**Given information:**
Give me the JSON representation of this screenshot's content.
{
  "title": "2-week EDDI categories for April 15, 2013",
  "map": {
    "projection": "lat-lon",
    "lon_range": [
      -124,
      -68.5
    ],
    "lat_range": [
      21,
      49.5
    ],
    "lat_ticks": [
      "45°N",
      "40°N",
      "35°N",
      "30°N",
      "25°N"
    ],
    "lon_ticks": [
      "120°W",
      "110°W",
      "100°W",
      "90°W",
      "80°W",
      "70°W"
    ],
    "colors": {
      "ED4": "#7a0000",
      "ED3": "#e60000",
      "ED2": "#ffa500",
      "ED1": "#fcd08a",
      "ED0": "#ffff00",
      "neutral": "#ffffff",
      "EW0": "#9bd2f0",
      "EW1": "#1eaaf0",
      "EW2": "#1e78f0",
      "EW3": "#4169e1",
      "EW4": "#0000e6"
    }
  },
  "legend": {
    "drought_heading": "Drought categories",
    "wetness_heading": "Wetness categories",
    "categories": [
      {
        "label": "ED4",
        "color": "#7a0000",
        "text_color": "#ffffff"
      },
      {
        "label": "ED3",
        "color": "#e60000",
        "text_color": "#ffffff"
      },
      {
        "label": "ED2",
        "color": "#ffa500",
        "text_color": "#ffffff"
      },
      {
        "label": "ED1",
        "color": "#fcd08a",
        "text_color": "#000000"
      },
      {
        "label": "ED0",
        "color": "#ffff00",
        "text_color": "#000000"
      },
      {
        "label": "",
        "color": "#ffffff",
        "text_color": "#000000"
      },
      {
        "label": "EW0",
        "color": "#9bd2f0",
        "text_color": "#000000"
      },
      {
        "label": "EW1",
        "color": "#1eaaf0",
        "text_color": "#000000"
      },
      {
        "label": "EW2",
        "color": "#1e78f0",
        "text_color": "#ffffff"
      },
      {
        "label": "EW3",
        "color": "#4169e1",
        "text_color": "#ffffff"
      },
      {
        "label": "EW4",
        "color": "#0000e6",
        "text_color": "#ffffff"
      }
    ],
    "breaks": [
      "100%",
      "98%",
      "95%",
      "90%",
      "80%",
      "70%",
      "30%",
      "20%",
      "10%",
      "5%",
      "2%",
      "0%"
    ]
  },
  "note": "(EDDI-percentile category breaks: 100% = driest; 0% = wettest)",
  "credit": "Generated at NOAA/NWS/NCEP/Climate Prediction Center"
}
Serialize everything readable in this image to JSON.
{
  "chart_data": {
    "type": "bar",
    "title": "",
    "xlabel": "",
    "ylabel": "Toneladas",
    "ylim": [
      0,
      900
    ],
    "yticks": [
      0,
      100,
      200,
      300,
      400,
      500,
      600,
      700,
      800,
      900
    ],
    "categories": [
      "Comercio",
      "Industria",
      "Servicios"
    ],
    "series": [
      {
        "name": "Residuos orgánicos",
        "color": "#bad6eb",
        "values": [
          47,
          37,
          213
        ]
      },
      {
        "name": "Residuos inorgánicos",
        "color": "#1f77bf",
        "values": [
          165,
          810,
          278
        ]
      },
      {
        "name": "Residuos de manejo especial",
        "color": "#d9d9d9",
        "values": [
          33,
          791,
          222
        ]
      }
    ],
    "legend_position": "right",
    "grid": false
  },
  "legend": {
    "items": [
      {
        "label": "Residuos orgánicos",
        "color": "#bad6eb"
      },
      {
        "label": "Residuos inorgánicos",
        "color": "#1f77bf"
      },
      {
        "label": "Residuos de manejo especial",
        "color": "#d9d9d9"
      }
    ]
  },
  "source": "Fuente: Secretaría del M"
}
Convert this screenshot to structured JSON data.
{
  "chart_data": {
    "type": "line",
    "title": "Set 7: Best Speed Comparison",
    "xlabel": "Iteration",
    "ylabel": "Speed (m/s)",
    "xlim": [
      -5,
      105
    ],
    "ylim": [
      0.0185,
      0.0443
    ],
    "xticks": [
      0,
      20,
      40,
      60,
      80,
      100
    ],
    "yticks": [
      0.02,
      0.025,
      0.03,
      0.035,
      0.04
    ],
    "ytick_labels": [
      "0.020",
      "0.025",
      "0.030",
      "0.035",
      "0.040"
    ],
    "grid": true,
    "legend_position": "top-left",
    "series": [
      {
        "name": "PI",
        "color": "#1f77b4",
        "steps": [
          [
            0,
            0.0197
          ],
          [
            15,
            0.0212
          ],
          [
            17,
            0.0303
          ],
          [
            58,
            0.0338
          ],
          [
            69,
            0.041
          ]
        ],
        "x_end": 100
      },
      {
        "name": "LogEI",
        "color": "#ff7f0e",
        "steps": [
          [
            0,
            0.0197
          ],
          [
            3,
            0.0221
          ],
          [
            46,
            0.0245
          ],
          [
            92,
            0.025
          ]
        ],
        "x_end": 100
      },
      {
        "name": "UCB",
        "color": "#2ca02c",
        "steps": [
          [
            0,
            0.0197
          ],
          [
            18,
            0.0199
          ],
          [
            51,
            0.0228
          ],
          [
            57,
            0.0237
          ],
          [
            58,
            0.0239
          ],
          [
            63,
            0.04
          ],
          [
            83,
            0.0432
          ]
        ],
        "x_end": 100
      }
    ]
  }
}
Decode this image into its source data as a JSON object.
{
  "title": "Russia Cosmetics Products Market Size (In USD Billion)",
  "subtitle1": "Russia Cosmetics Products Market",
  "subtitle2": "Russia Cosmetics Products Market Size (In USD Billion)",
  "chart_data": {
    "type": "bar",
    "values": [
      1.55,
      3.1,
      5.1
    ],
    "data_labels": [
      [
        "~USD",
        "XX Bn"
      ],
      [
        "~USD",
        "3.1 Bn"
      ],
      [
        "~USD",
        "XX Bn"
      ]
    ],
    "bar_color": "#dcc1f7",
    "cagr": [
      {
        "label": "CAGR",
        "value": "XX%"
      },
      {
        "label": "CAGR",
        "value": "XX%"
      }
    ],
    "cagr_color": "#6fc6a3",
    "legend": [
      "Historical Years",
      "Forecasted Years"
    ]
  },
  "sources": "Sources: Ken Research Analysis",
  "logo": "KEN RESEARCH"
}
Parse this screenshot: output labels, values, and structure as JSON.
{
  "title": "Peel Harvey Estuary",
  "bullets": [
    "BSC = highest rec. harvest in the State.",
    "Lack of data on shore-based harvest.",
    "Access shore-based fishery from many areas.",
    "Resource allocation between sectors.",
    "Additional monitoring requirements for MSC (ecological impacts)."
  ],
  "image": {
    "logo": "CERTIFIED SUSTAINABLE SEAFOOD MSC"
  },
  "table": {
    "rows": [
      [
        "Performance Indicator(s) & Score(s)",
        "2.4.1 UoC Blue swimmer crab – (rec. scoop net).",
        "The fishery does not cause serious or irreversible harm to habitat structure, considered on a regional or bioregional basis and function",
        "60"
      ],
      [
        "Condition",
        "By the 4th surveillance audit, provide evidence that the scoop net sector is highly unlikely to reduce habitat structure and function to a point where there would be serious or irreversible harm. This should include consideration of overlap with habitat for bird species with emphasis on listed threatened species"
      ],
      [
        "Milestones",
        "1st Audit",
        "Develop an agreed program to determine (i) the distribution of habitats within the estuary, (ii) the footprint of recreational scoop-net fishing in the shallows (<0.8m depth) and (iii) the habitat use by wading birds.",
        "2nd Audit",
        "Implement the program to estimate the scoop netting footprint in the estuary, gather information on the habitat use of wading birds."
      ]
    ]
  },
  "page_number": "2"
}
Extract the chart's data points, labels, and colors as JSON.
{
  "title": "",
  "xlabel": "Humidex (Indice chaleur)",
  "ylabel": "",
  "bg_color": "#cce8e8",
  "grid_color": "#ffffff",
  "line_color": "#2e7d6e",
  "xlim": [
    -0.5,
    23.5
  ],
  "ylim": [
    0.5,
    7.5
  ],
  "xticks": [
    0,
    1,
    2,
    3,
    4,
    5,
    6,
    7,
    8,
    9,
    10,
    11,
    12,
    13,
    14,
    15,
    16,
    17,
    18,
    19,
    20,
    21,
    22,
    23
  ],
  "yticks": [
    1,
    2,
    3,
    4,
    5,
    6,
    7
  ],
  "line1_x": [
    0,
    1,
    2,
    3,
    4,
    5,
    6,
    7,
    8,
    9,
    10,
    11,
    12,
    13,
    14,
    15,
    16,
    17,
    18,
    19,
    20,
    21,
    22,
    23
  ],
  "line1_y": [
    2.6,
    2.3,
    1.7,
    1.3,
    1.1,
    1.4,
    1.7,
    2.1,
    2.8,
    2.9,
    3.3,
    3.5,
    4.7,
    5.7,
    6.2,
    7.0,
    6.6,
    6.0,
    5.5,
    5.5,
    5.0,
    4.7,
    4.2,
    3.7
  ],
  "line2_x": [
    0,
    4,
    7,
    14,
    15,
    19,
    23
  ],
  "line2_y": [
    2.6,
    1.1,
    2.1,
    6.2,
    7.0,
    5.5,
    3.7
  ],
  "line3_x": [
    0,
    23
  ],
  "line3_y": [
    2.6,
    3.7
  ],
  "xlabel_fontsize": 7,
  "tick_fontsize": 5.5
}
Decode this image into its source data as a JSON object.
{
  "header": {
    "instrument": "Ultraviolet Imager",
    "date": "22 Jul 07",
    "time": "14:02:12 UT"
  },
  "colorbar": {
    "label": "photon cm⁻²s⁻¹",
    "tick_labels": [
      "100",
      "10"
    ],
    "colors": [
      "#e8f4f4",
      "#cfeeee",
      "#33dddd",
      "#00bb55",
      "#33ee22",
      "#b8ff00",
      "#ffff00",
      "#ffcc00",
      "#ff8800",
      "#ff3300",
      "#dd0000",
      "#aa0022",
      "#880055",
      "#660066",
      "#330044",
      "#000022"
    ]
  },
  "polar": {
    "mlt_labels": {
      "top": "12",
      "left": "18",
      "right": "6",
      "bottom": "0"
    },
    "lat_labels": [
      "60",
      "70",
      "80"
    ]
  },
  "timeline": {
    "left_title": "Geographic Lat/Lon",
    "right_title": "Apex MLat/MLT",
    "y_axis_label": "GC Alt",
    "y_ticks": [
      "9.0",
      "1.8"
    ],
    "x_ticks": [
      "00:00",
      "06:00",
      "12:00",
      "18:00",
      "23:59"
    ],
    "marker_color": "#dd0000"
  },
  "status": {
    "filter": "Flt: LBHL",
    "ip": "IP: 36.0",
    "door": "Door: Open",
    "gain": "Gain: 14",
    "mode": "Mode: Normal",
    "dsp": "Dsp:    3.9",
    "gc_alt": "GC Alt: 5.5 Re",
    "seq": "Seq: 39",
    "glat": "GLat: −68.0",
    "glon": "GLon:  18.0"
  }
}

**Written task:**
How many of the lines above contain the string "Products"? Give the number only.

**Task result:**
3